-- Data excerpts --
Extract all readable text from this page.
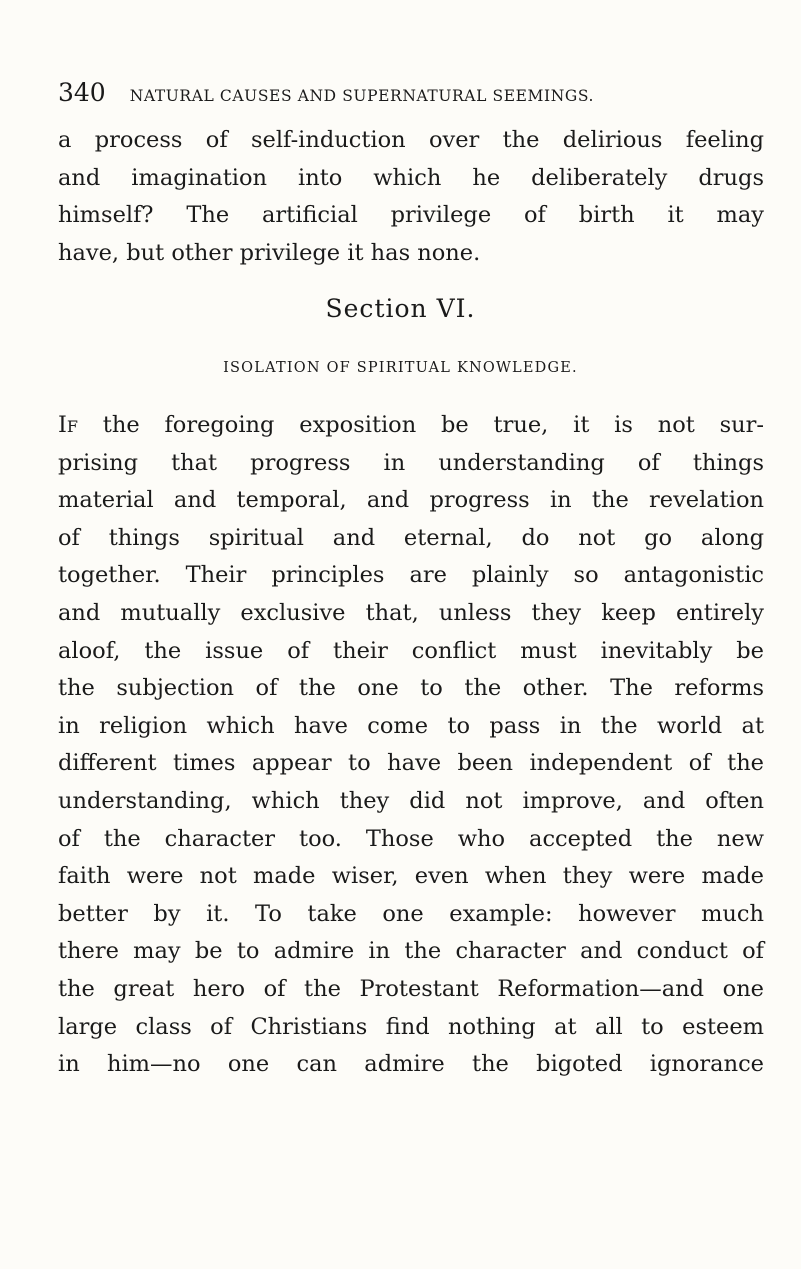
340 NATURAL CAUSES AND SUPERNATURAL SEEMINGS.
a process of self-induction over the delirious feeling
and imagination into which he deliberately drugs
himself? The artificial privilege of birth it may
have, but other privilege it has none.
Section VI.
ISOLATION OF SPIRITUAL KNOWLEDGE.
If the foregoing exposition be true, it is not sur-
prising that progress in understanding of things
material and temporal, and progress in the revelation
of things spiritual and eternal, do not go along
together. Their principles are plainly so antagonistic
and mutually exclusive that, unless they keep entirely
aloof, the issue of their conflict must inevitably be
the subjection of the one to the other. The reforms
in religion which have come to pass in the world at
different times appear to have been independent of the
understanding, which they did not improve, and often
of the character too. Those who accepted the new
faith were not made wiser, even when they were made
better by it. To take one example: however much
there may be to admire in the character and conduct of
the great hero of the Protestant Reformation—and one
large class of Christians find nothing at all to esteem
in him—no one can admire the bigoted ignorance
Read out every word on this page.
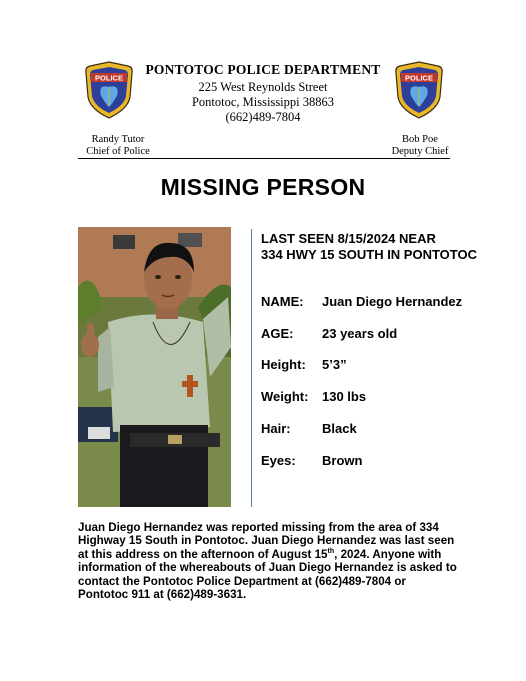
POLICE
PONTOTOC POLICE DEPARTMENT
225 West Reynolds Street
Pontotoc, Mississippi 38863
(662)489-7804
POLICE
Randy Tutor
Chief of Police
Bob Poe
Deputy Chief
MISSING PERSON
LAST SEEN 8/15/2024 NEAR
334 HWY 15 SOUTH IN PONTOTOC
NAME: Juan Diego Hernandez
AGE: 23 years old
Height: 5’3”
Weight: 130 lbs
Hair: Black
Eyes: Brown
Juan Diego Hernandez was reported missing from the area of 334 Highway 15 South in Pontotoc. Juan Diego Hernandez was last seen at this address on the afternoon of August 15th, 2024. Anyone with information of the whereabouts of Juan Diego Hernandez is asked to contact the Pontotoc Police Department at (662)489-7804 or Pontotoc 911 at (662)489-3631.
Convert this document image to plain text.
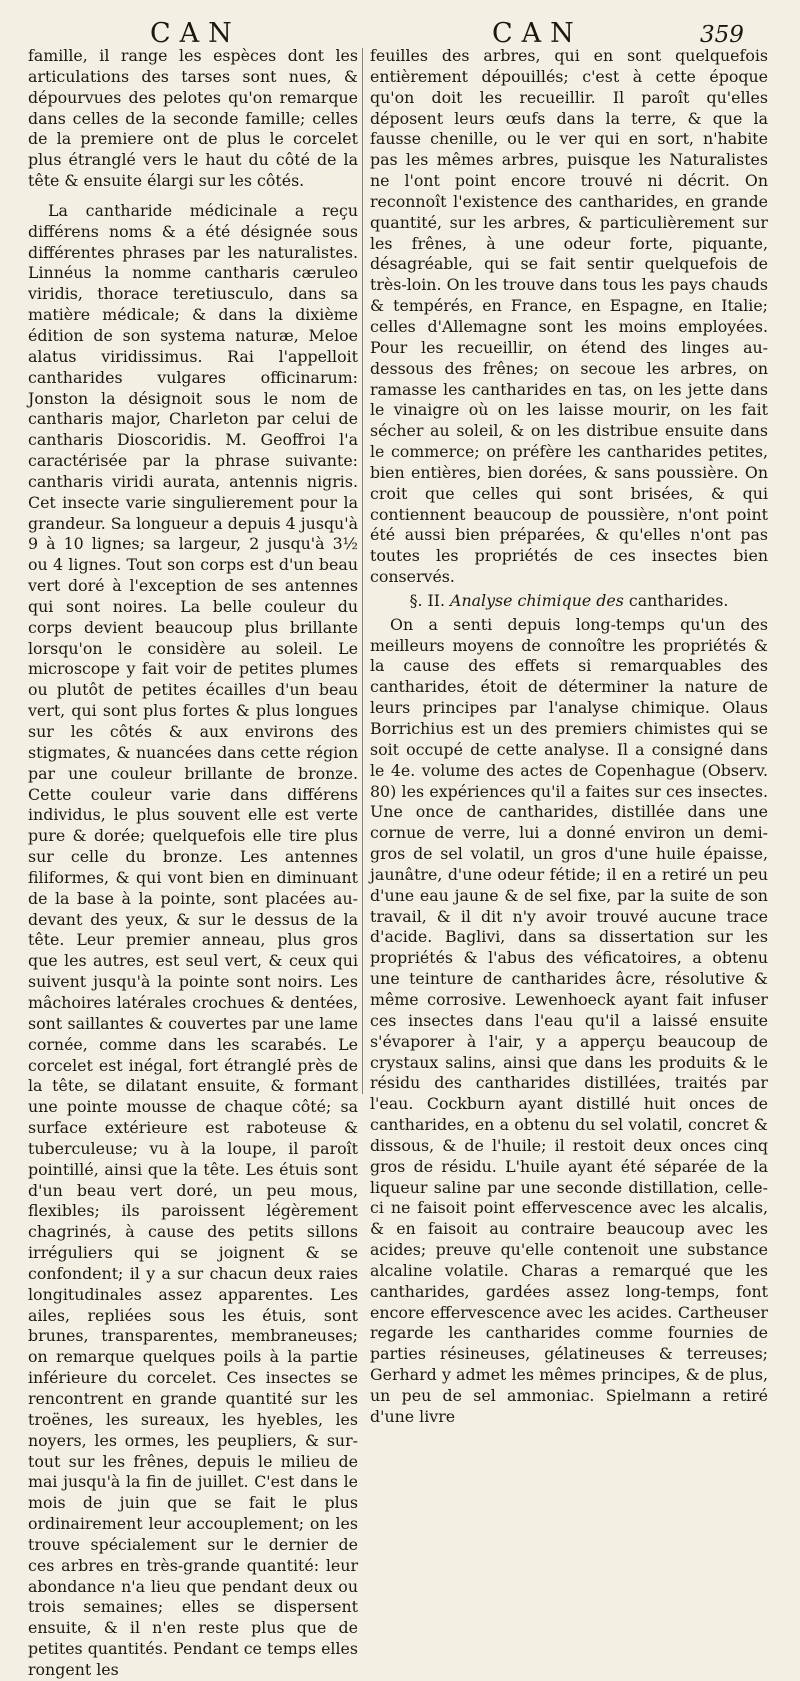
CAN	CAN	359

famille, il range les espèces dont les articulations des tarses sont nues, & dépourvues des pelotes qu'on remarque dans celles de la seconde famille; celles de la premiere ont de plus le corcelet plus étranglé vers le haut du côté de la tête & ensuite élargi sur les côtés.

La cantharide médicinale a reçu différens noms & a été désignée sous différentes phrases par les naturalistes. Linnéus la nomme cantharis cæruleo viridis, thorace teretiusculo, dans sa matière médicale; & dans la dixième édition de son systema naturæ, Meloe alatus viridissimus. Rai l'appelloit cantharides vulgares officinarum: Jonston la désignoit sous le nom de cantharis major, Charleton par celui de cantharis Dioscoridis. M. Geoffroi l'a caractérisée par la phrase suivante: cantharis viridi aurata, antennis nigris. Cet insecte varie singulierement pour la grandeur. Sa longueur a depuis 4 jusqu'à 9 à 10 lignes; sa largeur, 2 jusqu'à 3½ ou 4 lignes. Tout son corps est d'un beau vert doré à l'exception de ses antennes qui sont noires. La belle couleur du corps devient beaucoup plus brillante lorsqu'on le considère au soleil. Le microscope y fait voir de petites plumes ou plutôt de petites écailles d'un beau vert, qui sont plus fortes & plus longues sur les côtés & aux environs des stigmates, & nuancées dans cette région par une couleur brillante de bronze. Cette couleur varie dans différens individus, le plus souvent elle est verte pure & dorée; quelquefois elle tire plus sur celle du bronze. Les antennes filiformes, & qui vont bien en diminuant de la base à la pointe, sont placées au-devant des yeux, & sur le dessus de la tête. Leur premier anneau, plus gros que les autres, est seul vert, & ceux qui suivent jusqu'à la pointe sont noirs. Les mâchoires latérales crochues & dentées, sont saillantes & couvertes par une lame cornée, comme dans les scarabés. Le corcelet est inégal, fort étranglé près de la tête, se dilatant ensuite, & formant une pointe mousse de chaque côté; sa surface extérieure est raboteuse & tuberculeuse; vu à la loupe, il paroît pointillé, ainsi que la tête. Les étuis sont d'un beau vert doré, un peu mous, flexibles; ils paroissent légèrement chagrinés, à cause des petits sillons irréguliers qui se joignent & se confondent; il y a sur chacun deux raies longitudinales assez apparentes. Les ailes, repliées sous les étuis, sont brunes, transparentes, membraneuses; on remarque quelques poils à la partie inférieure du corcelet. Ces insectes se rencontrent en grande quantité sur les troënes, les sureaux, les hyebles, les noyers, les ormes, les peupliers, & sur-tout sur les frênes, depuis le milieu de mai jusqu'à la fin de juillet. C'est dans le mois de juin que se fait le plus ordinairement leur accouplement; on les trouve spécialement sur le dernier de ces arbres en très-grande quantité: leur abondance n'a lieu que pendant deux ou trois semaines; elles se dispersent ensuite, & il n'en reste plus que de petites quantités. Pendant ce temps elles rongent les

feuilles des arbres, qui en sont quelquefois entièrement dépouillés; c'est à cette époque qu'on doit les recueillir. Il paroît qu'elles déposent leurs œufs dans la terre, & que la fausse chenille, ou le ver qui en sort, n'habite pas les mêmes arbres, puisque les Naturalistes ne l'ont point encore trouvé ni décrit. On reconnoît l'existence des cantharides, en grande quantité, sur les arbres, & particulièrement sur les frênes, à une odeur forte, piquante, désagréable, qui se fait sentir quelquefois de très-loin. On les trouve dans tous les pays chauds & tempérés, en France, en Espagne, en Italie; celles d'Allemagne sont les moins employées. Pour les recueillir, on étend des linges au-dessous des frênes; on secoue les arbres, on ramasse les cantharides en tas, on les jette dans le vinaigre où on les laisse mourir, on les fait sécher au soleil, & on les distribue ensuite dans le commerce; on préfère les cantharides petites, bien entières, bien dorées, & sans poussière. On croit que celles qui sont brisées, & qui contiennent beaucoup de poussière, n'ont point été aussi bien préparées, & qu'elles n'ont pas toutes les propriétés de ces insectes bien conservés.

§. II. Analyse chimique des cantharides.

On a senti depuis long-temps qu'un des meilleurs moyens de connoître les propriétés & la cause des effets si remarquables des cantharides, étoit de déterminer la nature de leurs principes par l'analyse chimique. Olaus Borrichius est un des premiers chimistes qui se soit occupé de cette analyse. Il a consigné dans le 4e. volume des actes de Copenhague (Observ. 80) les expériences qu'il a faites sur ces insectes. Une once de cantharides, distillée dans une cornue de verre, lui a donné environ un demi-gros de sel volatil, un gros d'une huile épaisse, jaunâtre, d'une odeur fétide; il en a retiré un peu d'une eau jaune & de sel fixe, par la suite de son travail, & il dit n'y avoir trouvé aucune trace d'acide. Baglivi, dans sa dissertation sur les propriétés & l'abus des véficatoires, a obtenu une teinture de cantharides âcre, résolutive & même corrosive. Lewenhoeck ayant fait infuser ces insectes dans l'eau qu'il a laissé ensuite s'évaporer à l'air, y a apperçu beaucoup de crystaux salins, ainsi que dans les produits & le résidu des cantharides distillées, traités par l'eau. Cockburn ayant distillé huit onces de cantharides, en a obtenu du sel volatil, concret & dissous, & de l'huile; il restoit deux onces cinq gros de résidu. L'huile ayant été séparée de la liqueur saline par une seconde distillation, celle-ci ne faisoit point effervescence avec les alcalis, & en faisoit au contraire beaucoup avec les acides; preuve qu'elle contenoit une substance alcaline volatile. Charas a remarqué que les cantharides, gardées assez long-temps, font encore effervescence avec les acides. Cartheuser regarde les cantharides comme fournies de parties résineuses, gélatineuses & terreuses; Gerhard y admet les mêmes principes, & de plus, un peu de sel ammoniac. Spielmann a retiré d'une livre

-- Task goal --
Copy each line of the records containing the string "other".

-- Answer to the exercise --
have, but other privilege it has none.
the subjection of the one to the other. The reforms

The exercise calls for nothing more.